● **Task instructions**:
Look through the entries below and report how many lines hold the string "Load". Only the number is wanted.

[Items from a figure collection]
+===+

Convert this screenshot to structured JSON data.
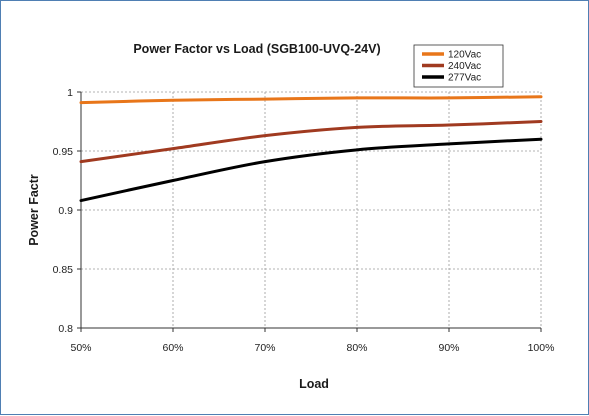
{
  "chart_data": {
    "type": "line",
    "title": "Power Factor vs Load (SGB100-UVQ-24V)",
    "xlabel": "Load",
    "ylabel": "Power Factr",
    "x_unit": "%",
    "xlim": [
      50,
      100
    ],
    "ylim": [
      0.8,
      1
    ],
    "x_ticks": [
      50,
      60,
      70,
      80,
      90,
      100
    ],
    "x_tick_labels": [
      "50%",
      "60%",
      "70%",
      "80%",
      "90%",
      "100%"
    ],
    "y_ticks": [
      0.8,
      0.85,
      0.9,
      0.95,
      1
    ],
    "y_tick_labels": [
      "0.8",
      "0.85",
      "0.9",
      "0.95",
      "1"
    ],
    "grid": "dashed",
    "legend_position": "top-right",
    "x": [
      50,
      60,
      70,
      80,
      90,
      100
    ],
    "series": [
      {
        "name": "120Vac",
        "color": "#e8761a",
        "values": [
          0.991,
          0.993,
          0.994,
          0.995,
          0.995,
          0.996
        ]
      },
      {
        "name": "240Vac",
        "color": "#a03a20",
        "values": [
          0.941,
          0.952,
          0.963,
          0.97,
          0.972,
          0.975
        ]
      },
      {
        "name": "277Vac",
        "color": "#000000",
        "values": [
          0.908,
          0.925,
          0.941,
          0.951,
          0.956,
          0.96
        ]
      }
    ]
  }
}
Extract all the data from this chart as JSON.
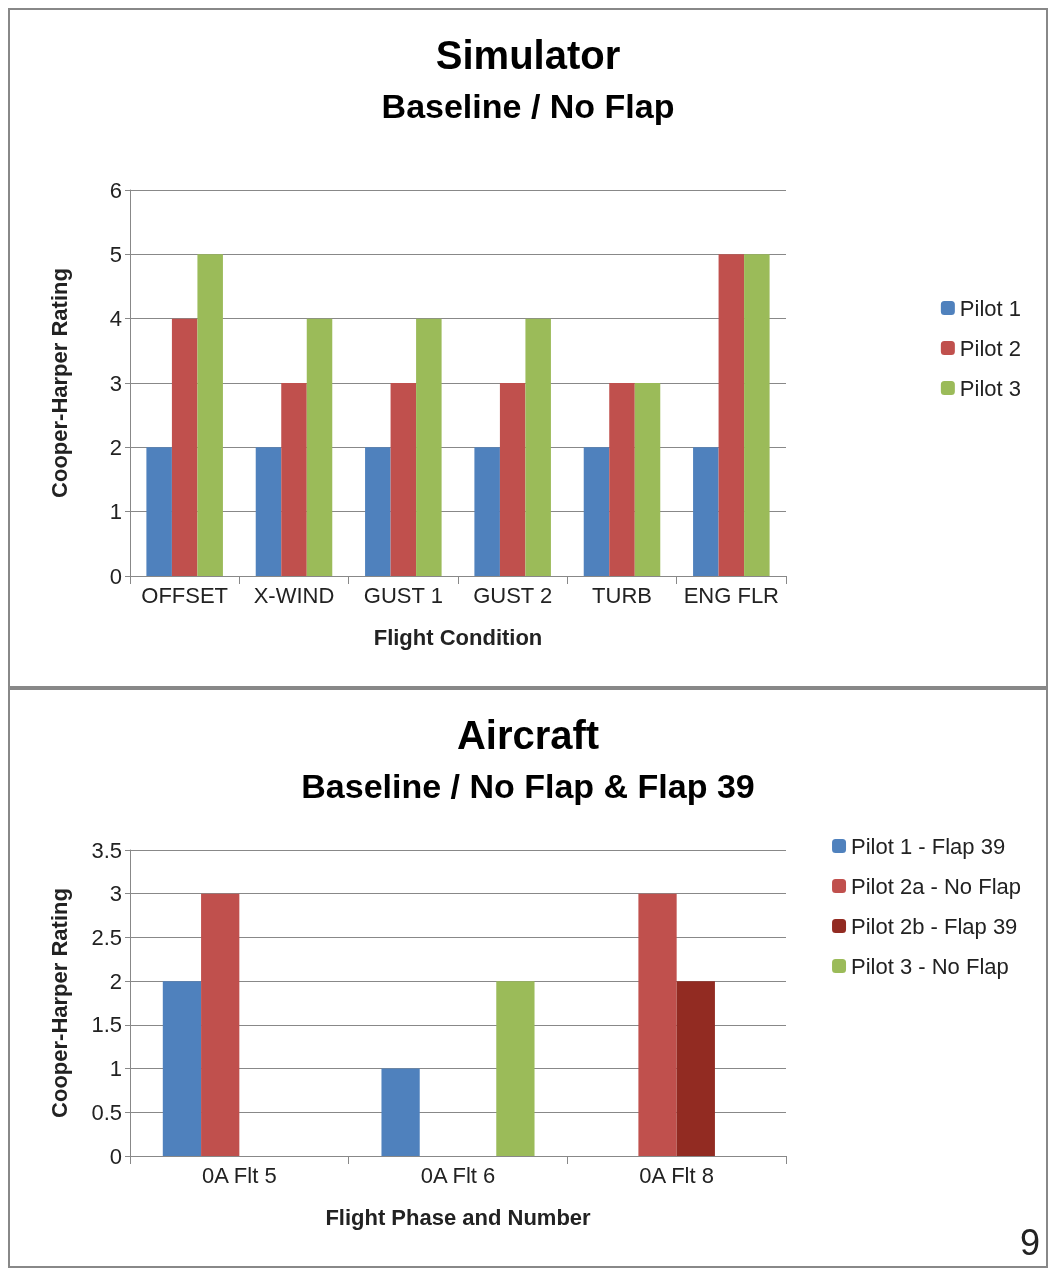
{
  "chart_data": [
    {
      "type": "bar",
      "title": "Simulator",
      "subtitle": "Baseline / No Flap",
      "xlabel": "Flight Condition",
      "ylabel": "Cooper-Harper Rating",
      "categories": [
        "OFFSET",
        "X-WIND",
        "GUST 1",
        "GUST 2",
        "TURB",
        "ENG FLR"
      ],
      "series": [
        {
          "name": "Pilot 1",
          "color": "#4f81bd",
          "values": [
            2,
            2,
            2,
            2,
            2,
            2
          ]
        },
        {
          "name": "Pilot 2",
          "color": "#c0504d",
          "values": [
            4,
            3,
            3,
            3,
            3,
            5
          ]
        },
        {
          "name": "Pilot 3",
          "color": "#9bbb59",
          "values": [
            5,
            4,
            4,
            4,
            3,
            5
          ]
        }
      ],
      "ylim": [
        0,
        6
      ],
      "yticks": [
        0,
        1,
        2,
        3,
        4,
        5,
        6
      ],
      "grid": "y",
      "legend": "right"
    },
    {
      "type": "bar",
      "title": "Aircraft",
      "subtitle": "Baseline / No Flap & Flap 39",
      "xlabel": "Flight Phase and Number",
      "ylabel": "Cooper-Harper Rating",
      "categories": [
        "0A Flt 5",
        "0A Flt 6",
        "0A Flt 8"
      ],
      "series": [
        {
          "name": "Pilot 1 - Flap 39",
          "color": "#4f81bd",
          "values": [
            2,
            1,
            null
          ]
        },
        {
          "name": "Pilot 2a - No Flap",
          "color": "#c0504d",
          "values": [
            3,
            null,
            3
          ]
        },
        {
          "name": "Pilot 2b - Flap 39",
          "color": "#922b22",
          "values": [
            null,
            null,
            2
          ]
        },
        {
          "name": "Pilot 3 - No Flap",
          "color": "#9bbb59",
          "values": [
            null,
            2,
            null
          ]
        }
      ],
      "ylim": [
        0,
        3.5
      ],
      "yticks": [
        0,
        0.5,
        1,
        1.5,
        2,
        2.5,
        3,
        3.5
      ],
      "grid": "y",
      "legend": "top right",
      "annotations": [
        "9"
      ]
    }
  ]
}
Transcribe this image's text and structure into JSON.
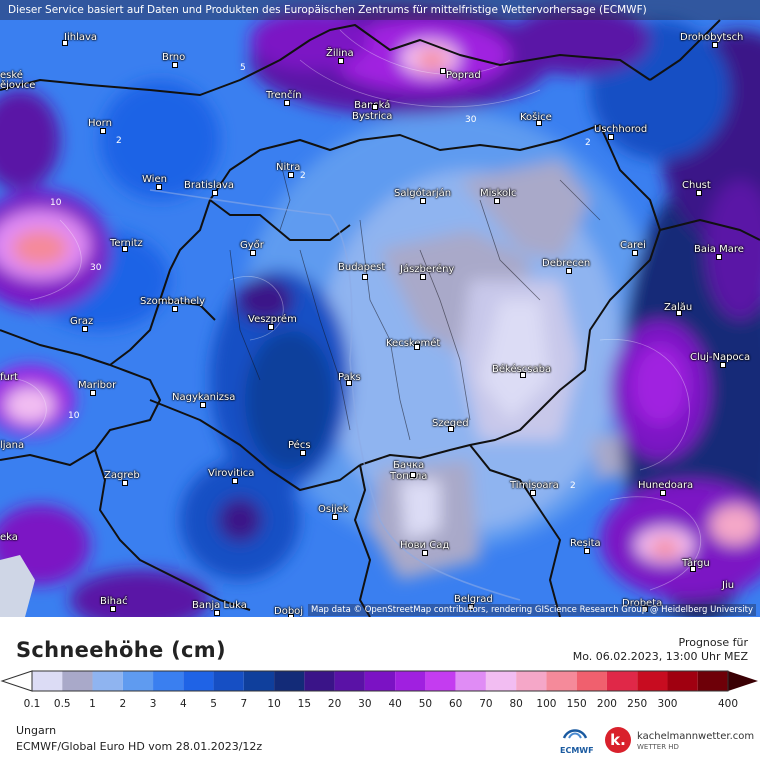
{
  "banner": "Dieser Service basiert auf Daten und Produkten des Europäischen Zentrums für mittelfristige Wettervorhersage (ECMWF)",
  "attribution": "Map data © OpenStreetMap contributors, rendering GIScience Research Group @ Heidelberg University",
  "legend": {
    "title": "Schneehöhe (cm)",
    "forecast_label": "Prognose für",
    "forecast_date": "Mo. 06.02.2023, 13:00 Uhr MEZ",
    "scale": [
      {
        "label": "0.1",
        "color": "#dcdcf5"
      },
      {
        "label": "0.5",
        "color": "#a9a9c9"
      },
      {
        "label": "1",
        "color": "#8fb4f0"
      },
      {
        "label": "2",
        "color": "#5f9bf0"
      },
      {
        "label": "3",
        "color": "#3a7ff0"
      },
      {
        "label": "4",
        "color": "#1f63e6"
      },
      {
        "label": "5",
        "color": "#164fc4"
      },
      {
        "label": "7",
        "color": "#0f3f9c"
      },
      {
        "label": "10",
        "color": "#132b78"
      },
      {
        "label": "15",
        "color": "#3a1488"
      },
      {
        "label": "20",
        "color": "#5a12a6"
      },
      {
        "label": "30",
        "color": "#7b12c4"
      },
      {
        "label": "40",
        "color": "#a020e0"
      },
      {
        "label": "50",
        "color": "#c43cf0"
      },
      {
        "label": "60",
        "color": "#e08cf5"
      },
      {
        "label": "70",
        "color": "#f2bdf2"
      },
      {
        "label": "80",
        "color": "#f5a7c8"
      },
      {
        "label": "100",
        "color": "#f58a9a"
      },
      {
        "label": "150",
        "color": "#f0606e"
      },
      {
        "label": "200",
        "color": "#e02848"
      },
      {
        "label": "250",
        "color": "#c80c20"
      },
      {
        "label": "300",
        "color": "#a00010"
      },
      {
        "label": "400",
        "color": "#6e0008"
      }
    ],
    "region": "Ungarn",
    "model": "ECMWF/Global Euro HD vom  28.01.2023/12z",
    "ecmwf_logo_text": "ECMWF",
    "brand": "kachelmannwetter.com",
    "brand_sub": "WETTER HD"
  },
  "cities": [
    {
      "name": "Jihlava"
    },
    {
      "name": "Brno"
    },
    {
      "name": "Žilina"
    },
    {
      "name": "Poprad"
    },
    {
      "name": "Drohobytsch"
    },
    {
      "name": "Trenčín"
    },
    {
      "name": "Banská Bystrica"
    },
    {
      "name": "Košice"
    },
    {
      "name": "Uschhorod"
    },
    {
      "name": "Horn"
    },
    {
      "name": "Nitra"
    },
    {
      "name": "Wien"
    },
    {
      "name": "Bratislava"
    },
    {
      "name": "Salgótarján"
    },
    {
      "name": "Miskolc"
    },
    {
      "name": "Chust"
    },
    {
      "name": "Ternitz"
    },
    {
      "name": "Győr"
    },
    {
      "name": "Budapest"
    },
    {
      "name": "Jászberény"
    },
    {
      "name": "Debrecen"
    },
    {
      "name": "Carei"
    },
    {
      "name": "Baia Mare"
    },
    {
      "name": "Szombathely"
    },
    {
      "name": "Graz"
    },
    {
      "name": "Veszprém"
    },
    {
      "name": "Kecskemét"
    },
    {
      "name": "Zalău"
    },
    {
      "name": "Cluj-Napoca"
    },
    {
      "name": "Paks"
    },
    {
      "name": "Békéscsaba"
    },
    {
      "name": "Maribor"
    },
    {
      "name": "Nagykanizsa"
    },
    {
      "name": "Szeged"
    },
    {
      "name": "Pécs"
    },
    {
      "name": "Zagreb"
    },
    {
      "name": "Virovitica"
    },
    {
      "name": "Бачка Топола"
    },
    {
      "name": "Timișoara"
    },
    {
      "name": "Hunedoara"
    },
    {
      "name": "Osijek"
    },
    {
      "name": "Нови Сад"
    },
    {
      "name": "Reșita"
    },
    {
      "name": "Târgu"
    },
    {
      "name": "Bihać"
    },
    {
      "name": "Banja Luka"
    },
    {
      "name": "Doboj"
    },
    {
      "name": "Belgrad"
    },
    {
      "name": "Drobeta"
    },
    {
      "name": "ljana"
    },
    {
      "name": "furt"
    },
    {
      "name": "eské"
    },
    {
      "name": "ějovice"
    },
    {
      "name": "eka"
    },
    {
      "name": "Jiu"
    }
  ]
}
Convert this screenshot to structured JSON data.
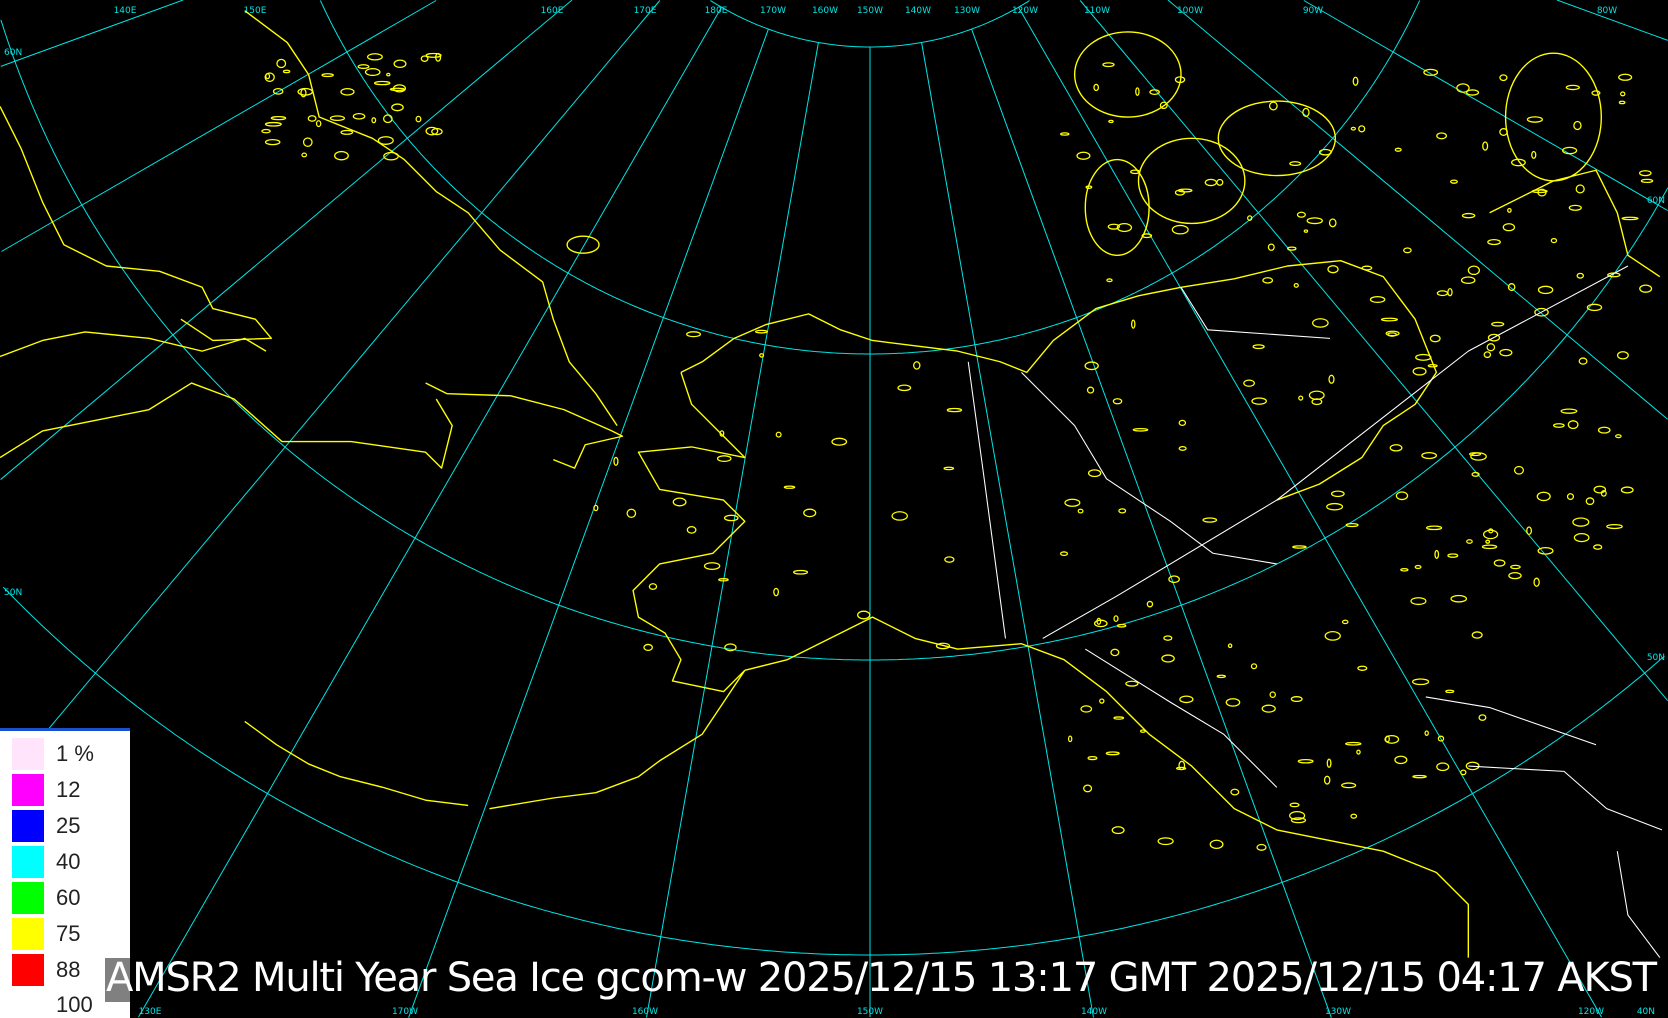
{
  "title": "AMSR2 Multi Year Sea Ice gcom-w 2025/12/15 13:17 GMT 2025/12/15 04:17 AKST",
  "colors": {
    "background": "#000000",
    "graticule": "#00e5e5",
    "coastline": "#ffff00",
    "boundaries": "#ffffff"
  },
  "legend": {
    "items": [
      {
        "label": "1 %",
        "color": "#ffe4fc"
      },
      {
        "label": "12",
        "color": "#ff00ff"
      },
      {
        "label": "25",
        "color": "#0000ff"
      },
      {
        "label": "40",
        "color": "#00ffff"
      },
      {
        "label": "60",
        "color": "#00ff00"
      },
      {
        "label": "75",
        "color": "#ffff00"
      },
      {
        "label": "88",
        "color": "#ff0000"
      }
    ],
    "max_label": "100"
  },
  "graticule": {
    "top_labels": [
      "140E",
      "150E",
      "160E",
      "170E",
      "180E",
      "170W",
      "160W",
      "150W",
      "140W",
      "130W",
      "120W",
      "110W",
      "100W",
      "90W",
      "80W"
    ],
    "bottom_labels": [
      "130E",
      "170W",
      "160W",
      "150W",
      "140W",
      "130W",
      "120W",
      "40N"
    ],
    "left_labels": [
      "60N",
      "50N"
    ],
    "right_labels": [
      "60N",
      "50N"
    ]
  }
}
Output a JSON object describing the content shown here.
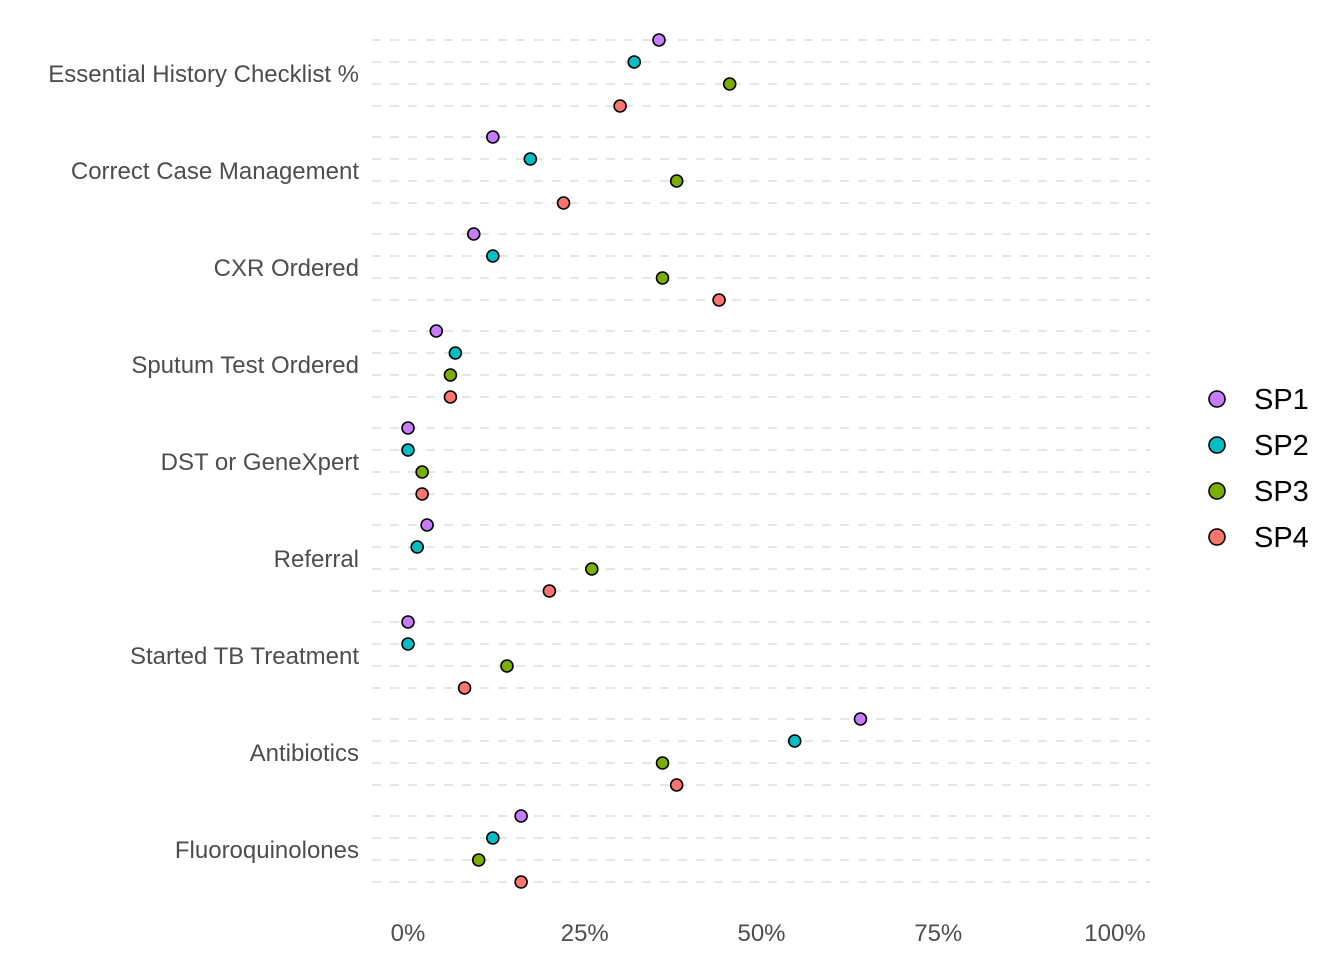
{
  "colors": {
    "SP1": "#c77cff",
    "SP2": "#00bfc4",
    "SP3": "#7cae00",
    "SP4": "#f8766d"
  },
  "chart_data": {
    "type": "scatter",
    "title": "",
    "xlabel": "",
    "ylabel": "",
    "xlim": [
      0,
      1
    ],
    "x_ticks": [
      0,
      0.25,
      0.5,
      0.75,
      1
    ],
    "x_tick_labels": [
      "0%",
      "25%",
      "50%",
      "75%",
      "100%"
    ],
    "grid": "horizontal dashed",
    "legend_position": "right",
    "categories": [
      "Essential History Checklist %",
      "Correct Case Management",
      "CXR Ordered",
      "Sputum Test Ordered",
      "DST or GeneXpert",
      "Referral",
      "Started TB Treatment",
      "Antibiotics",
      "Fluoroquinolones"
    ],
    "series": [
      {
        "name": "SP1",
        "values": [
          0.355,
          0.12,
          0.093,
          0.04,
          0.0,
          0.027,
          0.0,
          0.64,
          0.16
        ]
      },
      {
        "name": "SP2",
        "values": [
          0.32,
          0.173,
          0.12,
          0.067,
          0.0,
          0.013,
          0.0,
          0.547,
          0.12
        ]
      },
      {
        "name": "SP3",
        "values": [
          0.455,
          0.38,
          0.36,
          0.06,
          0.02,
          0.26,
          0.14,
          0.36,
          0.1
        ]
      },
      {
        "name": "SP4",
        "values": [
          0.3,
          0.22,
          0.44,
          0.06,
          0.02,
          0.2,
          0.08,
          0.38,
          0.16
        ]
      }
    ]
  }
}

+===+

● **Solution below**:
2